### YOUR INSTRUCTIONS
Show every line in the records below that contains the word "schedule".

Stored data:
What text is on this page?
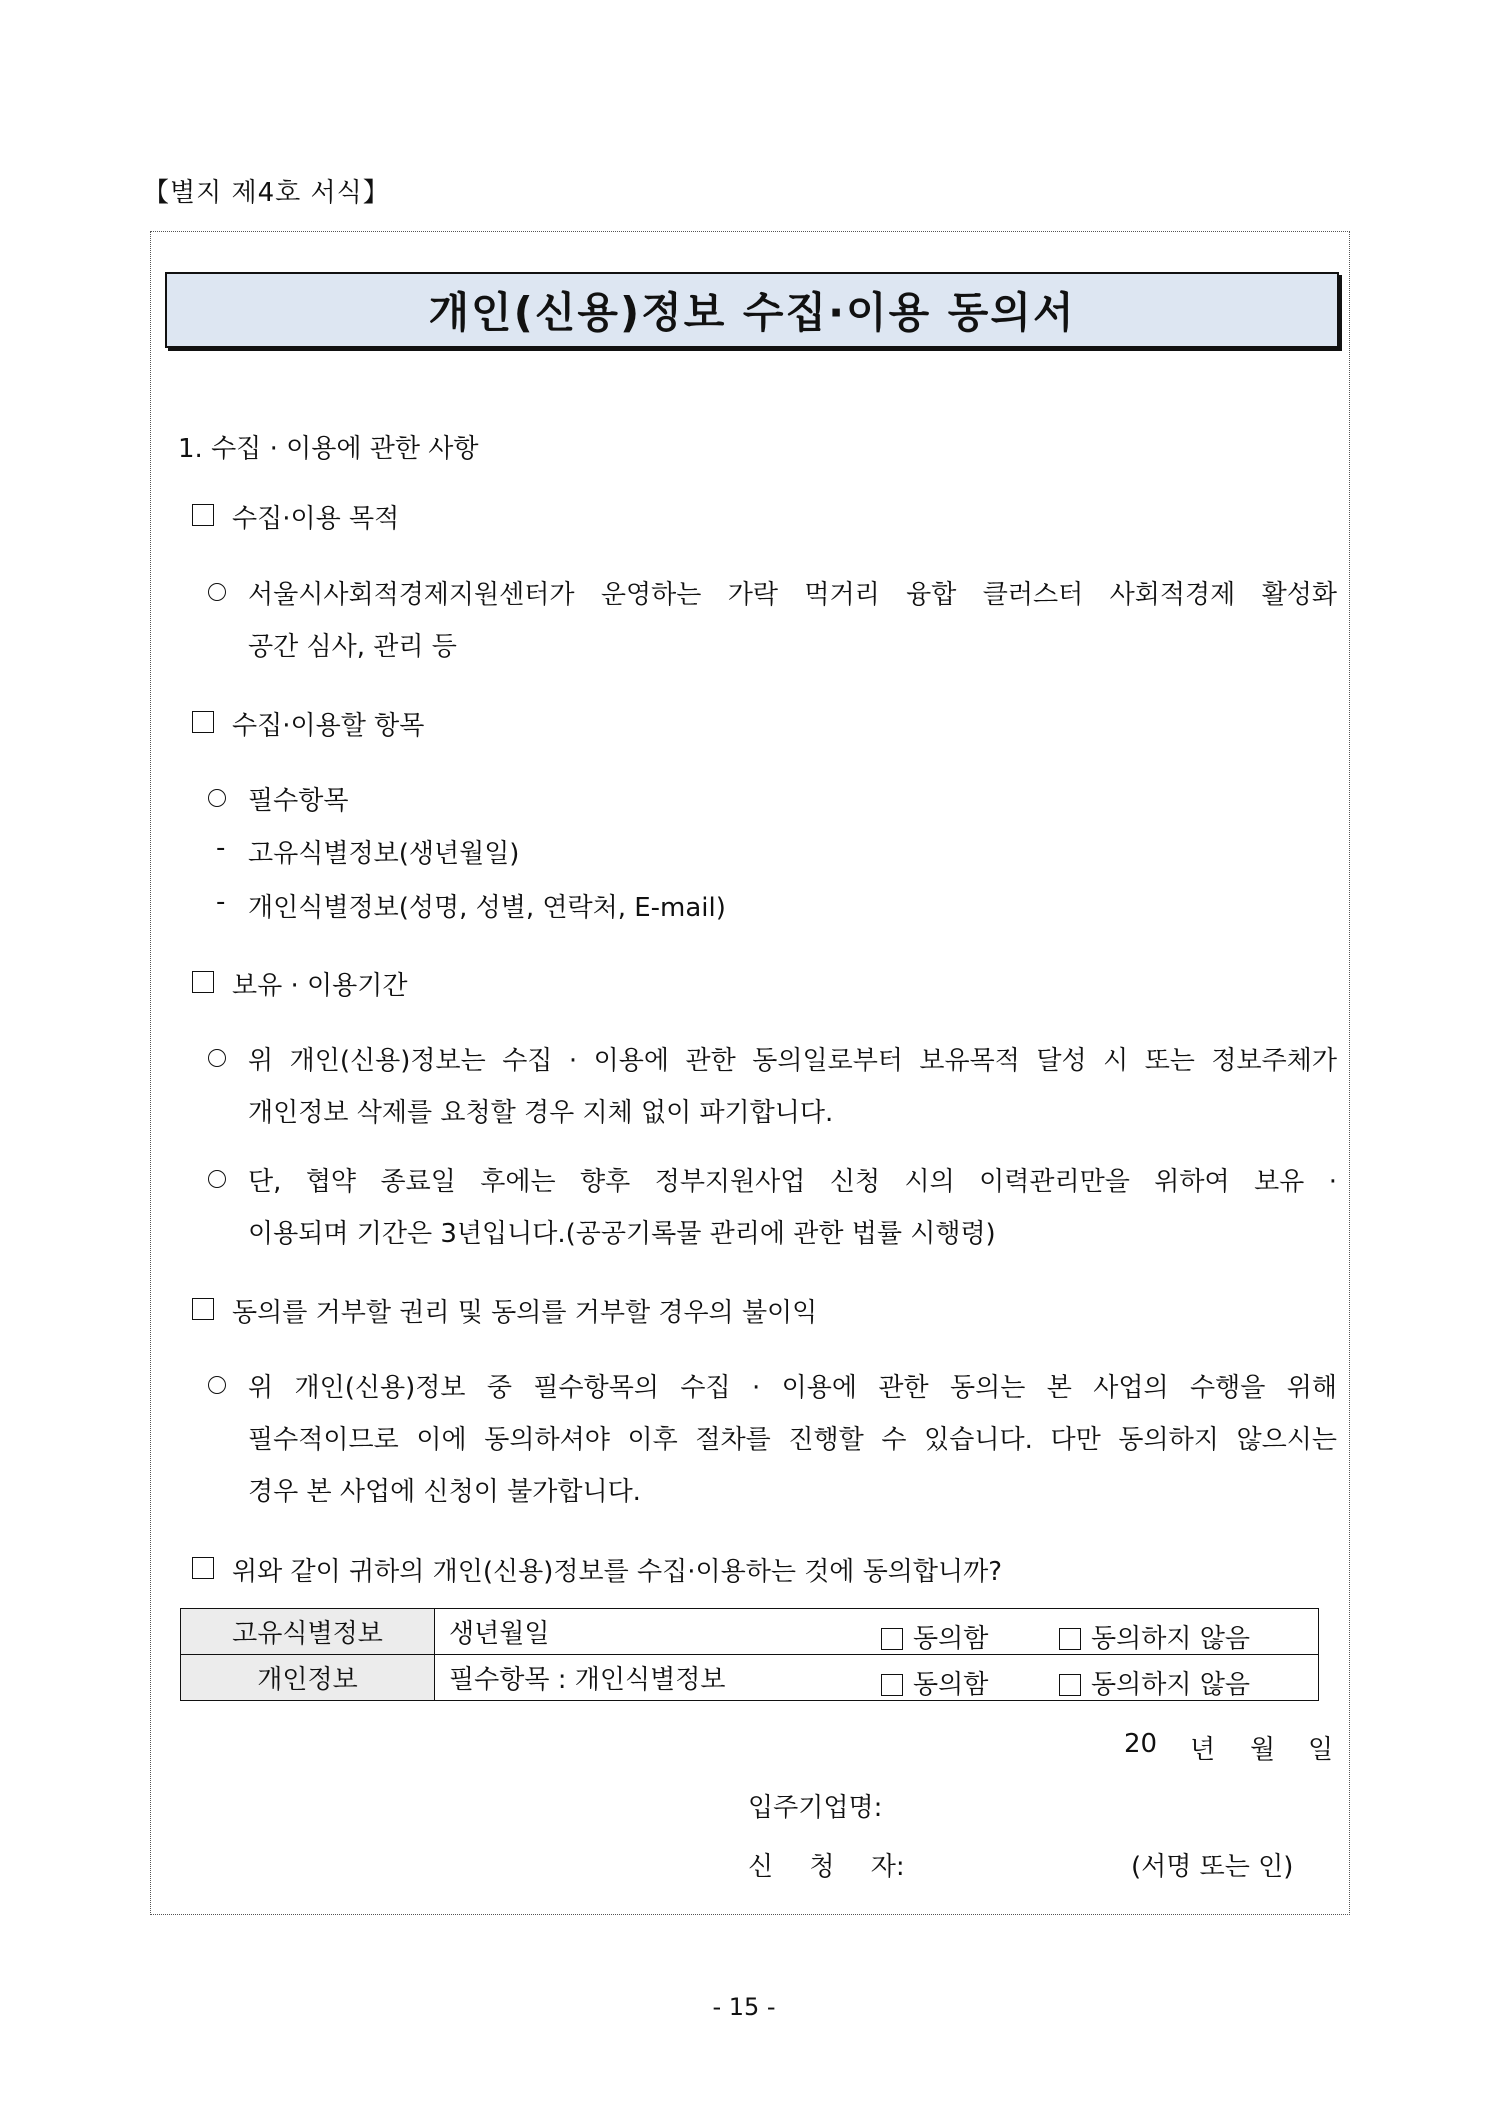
【별지 제4호 서식】
개인(신용)정보 수집·이용 동의서
1. 수집 · 이용에 관한 사항
수집·이용 목적
서울시사회적경제지원센터가 운영하는 가락 먹거리 융합 클러스터 사회적경제 활성화
공간 심사, 관리 등
수집·이용할 항목
필수항목
- 고유식별정보(생년월일)
- 개인식별정보(성명, 성별, 연락처, E-mail)
보유 · 이용기간
위 개인(신용)정보는 수집 · 이용에 관한 동의일로부터 보유목적 달성 시 또는 정보주체가
개인정보 삭제를 요청할 경우 지체 없이 파기합니다.
단, 협약 종료일 후에는 향후 정부지원사업 신청 시의 이력관리만을 위하여 보유 ·
이용되며 기간은 3년입니다.(공공기록물 관리에 관한 법률 시행령)
동의를 거부할 권리 및 동의를 거부할 경우의 불이익
위 개인(신용)정보 중 필수항목의 수집 · 이용에 관한 동의는 본 사업의 수행을 위해
필수적이므로 이에 동의하셔야 이후 절차를 진행할 수 있습니다. 다만 동의하지 않으시는
경우 본 사업에 신청이 불가합니다.
위와 같이 귀하의 개인(신용)정보를 수집·이용하는 것에 동의합니까?
고유식별정보	생년월일 동의함 동의하지 않음

개인정보	필수항목 : 개인식별정보 동의함 동의하지 않음
20 년 월 일
입주기업명:
신 청 자:	(서명 또는 인)
- 15 -
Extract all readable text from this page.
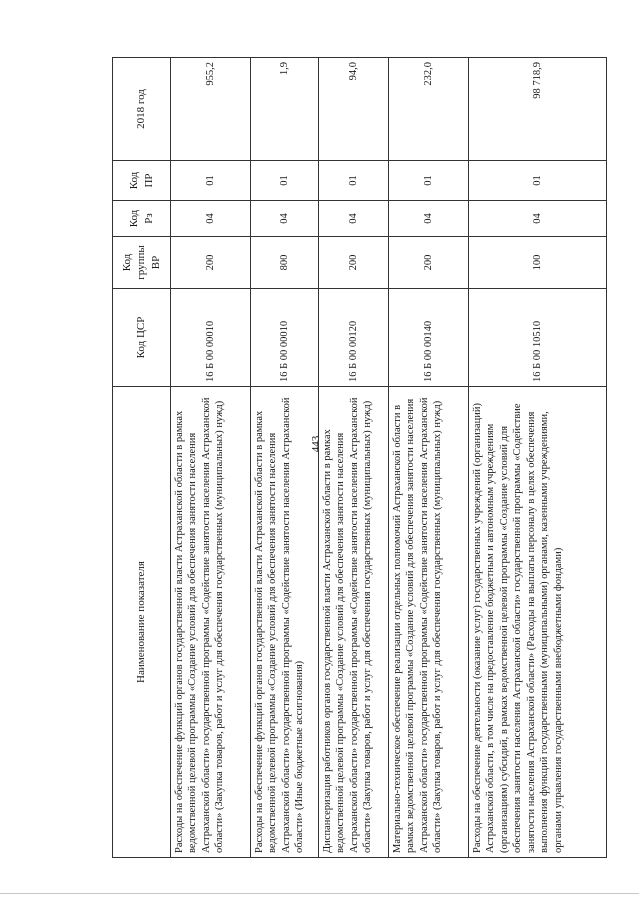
443
Наименование показателя	Код ЦСР	Код группы ВР	Код Рз	Код ПР	2018 год
Расходы на обеспечение функций органов государственной власти Астраханской области в рамках ведомственной целевой программы «Создание условий для обеспечения занятости населения Астраханской области» государственной программы «Содействие занятости населения Астраханской области» (Закупка товаров, работ и услуг для обеспечения государственных (муниципальных) нужд)	16 Б 00 00010	200	04	01	955,2
Расходы на обеспечение функций органов государственной власти Астраханской области в рамках ведомственной целевой программы «Создание условий для обеспечения занятости населения Астраханской области» государственной программы «Содействие занятости населения Астраханской области» (Иные бюджетные ассигнования)	16 Б 00 00010	800	04	01	1,9
Диспансеризация работников органов государственной власти Астраханской области в рамках ведомственной целевой программы «Создание условий для обеспечения занятости населения Астраханской области» государственной программы «Содействие занятости населения Астраханской области» (Закупка товаров, работ и услуг для обеспечения государственных (муниципальных) нужд)	16 Б 00 00120	200	04	01	94,0
Материально-техническое обеспечение реализации отдельных полномочий Астраханской области в рамках ведомственной целевой программы «Создание условий для обеспечения занятости населения Астраханской области» государственной программы «Содействие занятости населения Астраханской области» (Закупка товаров, работ и услуг для обеспечения государственных (муниципальных) нужд)	16 Б 00 00140	200	04	01	232,0
Расходы на обеспечение деятельности (оказание услуг) государственных учреждений (организаций) Астраханской области, в том числе на предоставление бюджетным и автономным учреждениям (организациям) субсидий, в рамках ведомственной целевой программы «Создание условий для обеспечения занятости населения Астраханской области» государственной программы «Содействие занятости населения Астраханской области» (Расходы на выплаты персоналу в целях обеспечения выполнения функций государственными (муниципальными) органами, казенными учреждениями, органами управления государственными внебюджетными фондами)	16 Б 00 10510	100	04	01	98 718,9
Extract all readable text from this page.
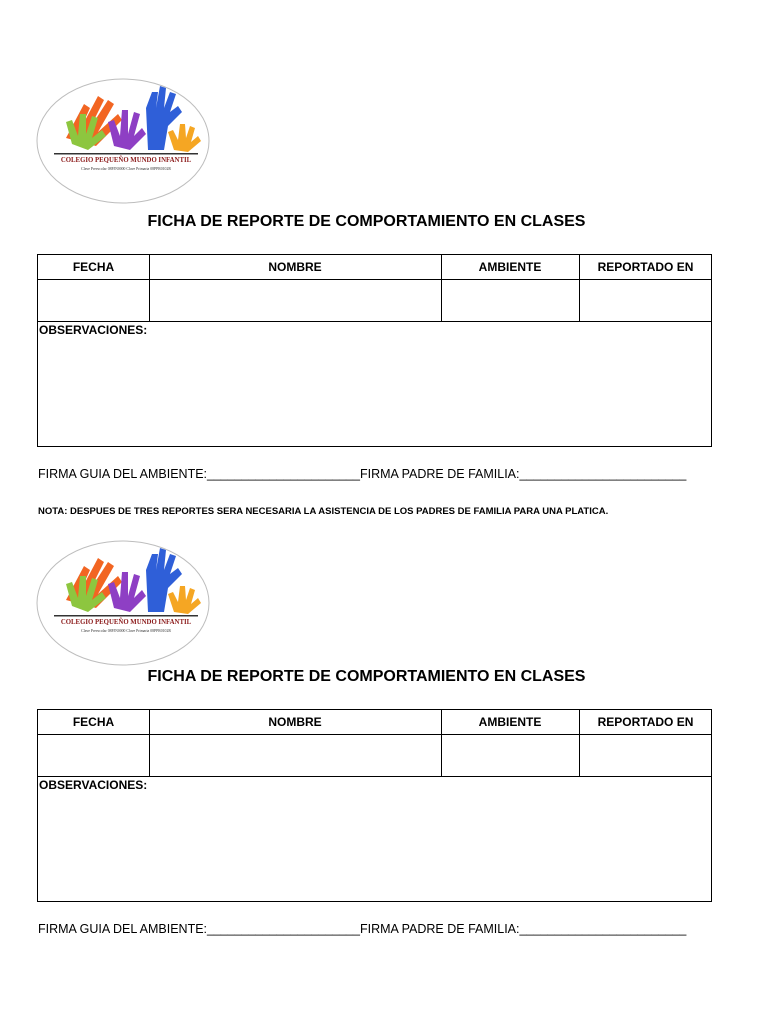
COLEGIO PEQUEÑO MUNDO INFANTIL
Clave Preescolar 08PJN0000 Clave Primaria 08PPR0102R
FICHA DE REPORTE DE COMPORTAMIENTO EN CLASES
FECHA	NOMBRE	AMBIENTE	REPORTADO EN
OBSERVACIONES:
FIRMA GUIA DEL AMBIENTE:______________________FIRMA PADRE DE FAMILIA:________________________
NOTA: DESPUES DE TRES REPORTES SERA NECESARIA LA ASISTENCIA DE LOS PADRES DE FAMILIA PARA UNA PLATICA.
COLEGIO PEQUEÑO MUNDO INFANTIL
Clave Preescolar 08PJN0000 Clave Primaria 08PPR0102R
FICHA DE REPORTE DE COMPORTAMIENTO EN CLASES
FECHA	NOMBRE	AMBIENTE	REPORTADO EN
OBSERVACIONES:
FIRMA GUIA DEL AMBIENTE:______________________FIRMA PADRE DE FAMILIA:________________________
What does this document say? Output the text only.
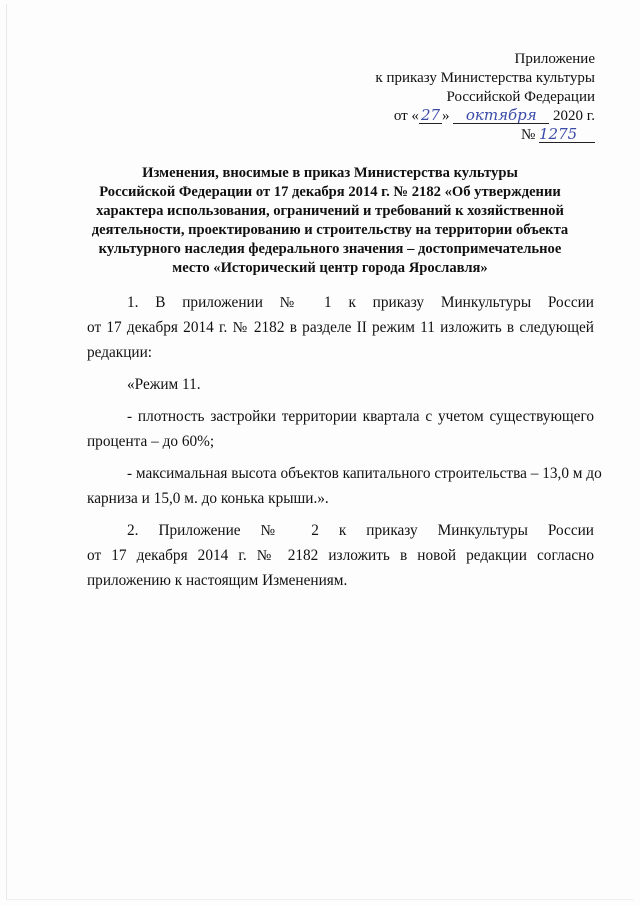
Приложение
к приказу Министерства культуры
Российской Федерации
от « 27 » октября 2020 г.
№ 1275
Изменения, вносимые в приказ Министерства культуры
Российской Федерации от 17 декабря 2014 г. № 2182 «Об утверждении
характера использования, ограничений и требований к хозяйственной
деятельности, проектированию и строительству на территории объекта
культурного наследия федерального значения – достопримечательное
место «Исторический центр города Ярославля»

1. В приложении № 1 к приказу Минкультуры России
от 17 декабря 2014 г. № 2182 в разделе II режим 11 изложить в следующей
редакции:

«Режим 11.

- плотность застройки территории квартала с учетом существующего
процента – до 60%;

- максимальная высота объектов капитального строительства – 13,0 м до
карниза и 15,0 м. до конька крыши.».

2. Приложение № 2 к приказу Минкультуры России
от 17 декабря 2014 г. № 2182 изложить в новой редакции согласно
приложению к настоящим Изменениям.
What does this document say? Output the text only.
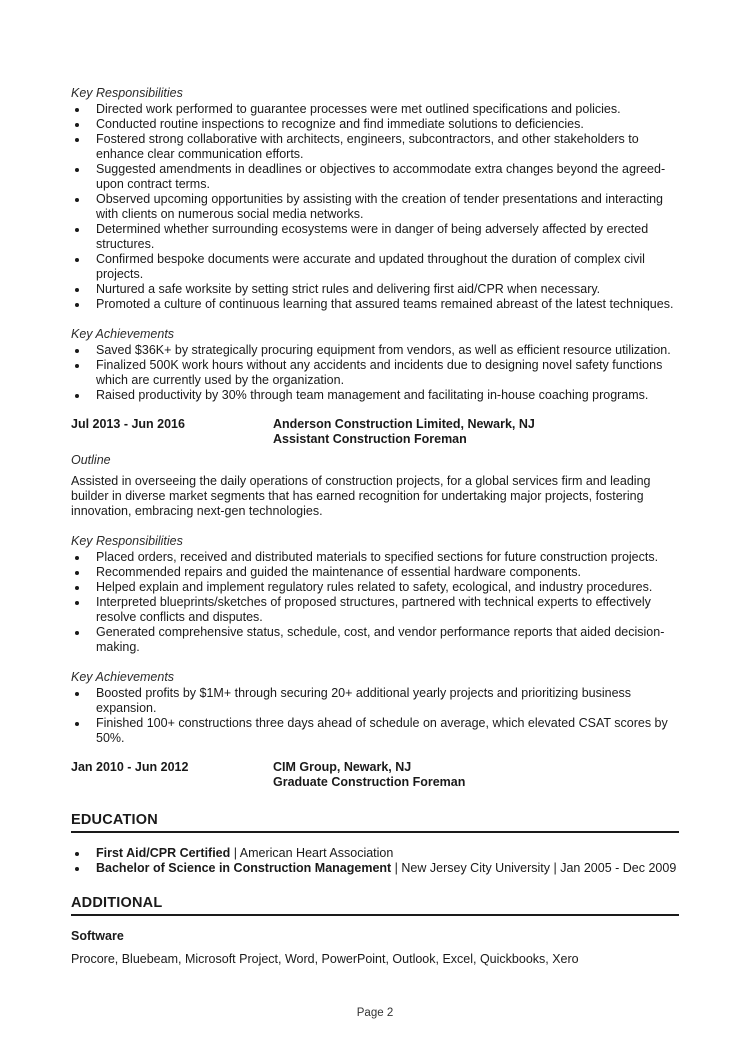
Key Responsibilities
Directed work performed to guarantee processes were met outlined specifications and policies.
Conducted routine inspections to recognize and find immediate solutions to deficiencies.
Fostered strong collaborative with architects, engineers, subcontractors, and other stakeholders to enhance clear communication efforts.
Suggested amendments in deadlines or objectives to accommodate extra changes beyond the agreed-upon contract terms.
Observed upcoming opportunities by assisting with the creation of tender presentations and interacting with clients on numerous social media networks.
Determined whether surrounding ecosystems were in danger of being adversely affected by erected structures.
Confirmed bespoke documents were accurate and updated throughout the duration of complex civil projects.
Nurtured a safe worksite by setting strict rules and delivering first aid/CPR when necessary.
Promoted a culture of continuous learning that assured teams remained abreast of the latest techniques.
Key Achievements
Saved $36K+ by strategically procuring equipment from vendors, as well as efficient resource utilization.
Finalized 500K work hours without any accidents and incidents due to designing novel safety functions which are currently used by the organization.
Raised productivity by 30% through team management and facilitating in-house coaching programs.
Jul 2013 - Jun 2016	Anderson Construction Limited, Newark, NJ
Assistant Construction Foreman
Outline

Assisted in overseeing the daily operations of construction projects, for a global services firm and leading builder in diverse market segments that has earned recognition for undertaking major projects, fostering innovation, embracing next-gen technologies.

Key Responsibilities
Placed orders, received and distributed materials to specified sections for future construction projects.
Recommended repairs and guided the maintenance of essential hardware components.
Helped explain and implement regulatory rules related to safety, ecological, and industry procedures.
Interpreted blueprints/sketches of proposed structures, partnered with technical experts to effectively resolve conflicts and disputes.
Generated comprehensive status, schedule, cost, and vendor performance reports that aided decision-making.
Key Achievements
Boosted profits by $1M+ through securing 20+ additional yearly projects and prioritizing business expansion.
Finished 100+ constructions three days ahead of schedule on average, which elevated CSAT scores by 50%.
Jan 2010 - Jun 2012	CIM Group, Newark, NJ
Graduate Construction Foreman
EDUCATION
First Aid/CPR Certified | American Heart Association
Bachelor of Science in Construction Management | New Jersey City University | Jan 2005 - Dec 2009
ADDITIONAL
Software
Procore, Bluebeam, Microsoft Project, Word, PowerPoint, Outlook, Excel, Quickbooks, Xero
Page 2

### THE OUTPUT
Generated comprehensive status, schedule, cost, and vendor performance reports that aided decision-making.
Finished 100+ constructions three days ahead of schedule on average, which elevated CSAT scores by 50%.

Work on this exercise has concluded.